- **Given records**

=-=-=

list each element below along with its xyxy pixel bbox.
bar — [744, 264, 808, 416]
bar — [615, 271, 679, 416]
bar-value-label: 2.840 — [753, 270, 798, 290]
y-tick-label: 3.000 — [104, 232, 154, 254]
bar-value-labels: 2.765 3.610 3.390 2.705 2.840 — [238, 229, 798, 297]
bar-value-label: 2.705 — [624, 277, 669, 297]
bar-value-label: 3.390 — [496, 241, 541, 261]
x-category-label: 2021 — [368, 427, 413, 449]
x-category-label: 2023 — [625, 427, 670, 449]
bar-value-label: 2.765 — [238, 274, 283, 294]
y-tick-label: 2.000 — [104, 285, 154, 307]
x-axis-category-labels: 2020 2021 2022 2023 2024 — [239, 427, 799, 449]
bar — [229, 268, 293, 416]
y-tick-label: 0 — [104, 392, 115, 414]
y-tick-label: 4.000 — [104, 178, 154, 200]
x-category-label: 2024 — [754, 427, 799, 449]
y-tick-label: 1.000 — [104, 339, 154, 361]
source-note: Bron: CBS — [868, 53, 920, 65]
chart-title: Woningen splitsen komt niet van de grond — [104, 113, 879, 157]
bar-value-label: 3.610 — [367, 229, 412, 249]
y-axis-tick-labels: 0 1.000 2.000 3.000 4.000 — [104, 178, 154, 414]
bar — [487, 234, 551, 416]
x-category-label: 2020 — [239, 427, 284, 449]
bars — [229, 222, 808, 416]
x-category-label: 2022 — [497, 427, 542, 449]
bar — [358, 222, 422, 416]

=-=-=

- **Directive**
Rewrite every line of the records as a JSON list of strings, one string per line, omitting blank lines.

- **The output**
[
  "list each element below along with its xyxy pixel bbox.",
  "bar — [744, 264, 808, 416]",
  "bar — [615, 271, 679, 416]",
  "bar-value-label: 2.840 — [753, 270, 798, 290]",
  "y-tick-label: 3.000 — [104, 232, 154, 254]",
  "bar-value-labels: 2.765 3.610 3.390 2.705 2.840 — [238, 229, 798, 297]",
  "bar-value-label: 2.705 — [624, 277, 669, 297]",
  "bar-value-label: 3.390 — [496, 241, 541, 261]",
  "x-category-label: 2021 — [368, 427, 413, 449]",
  "x-category-label: 2023 — [625, 427, 670, 449]",
  "bar-value-label: 2.765 — [238, 274, 283, 294]",
  "y-tick-label: 2.000 — [104, 285, 154, 307]",
  "x-axis-category-labels: 2020 2021 2022 2023 2024 — [239, 427, 799, 449]",
  "bar — [229, 268, 293, 416]",
  "y-tick-label: 0 — [104, 392, 115, 414]",
  "y-tick-label: 4.000 — [104, 178, 154, 200]",
  "x-category-label: 2024 — [754, 427, 799, 449]",
  "y-tick-label: 1.000 — [104, 339, 154, 361]",
  "source-note: Bron: CBS — [868, 53, 920, 65]",
  "chart-title: Woningen splitsen komt niet van de grond — [104, 113, 879, 157]",
  "bar-value-label: 3.610 — [367, 229, 412, 249]",
  "y-axis-tick-labels: 0 1.000 2.000 3.000 4.000 — [104, 178, 154, 414]",
  "bar — [487, 234, 551, 416]",
  "x-category-label: 2020 — [239, 427, 284, 449]",
  "bars — [229, 222, 808, 416]",
  "x-category-label: 2022 — [497, 427, 542, 449]",
  "bar — [358, 222, 422, 416]"
]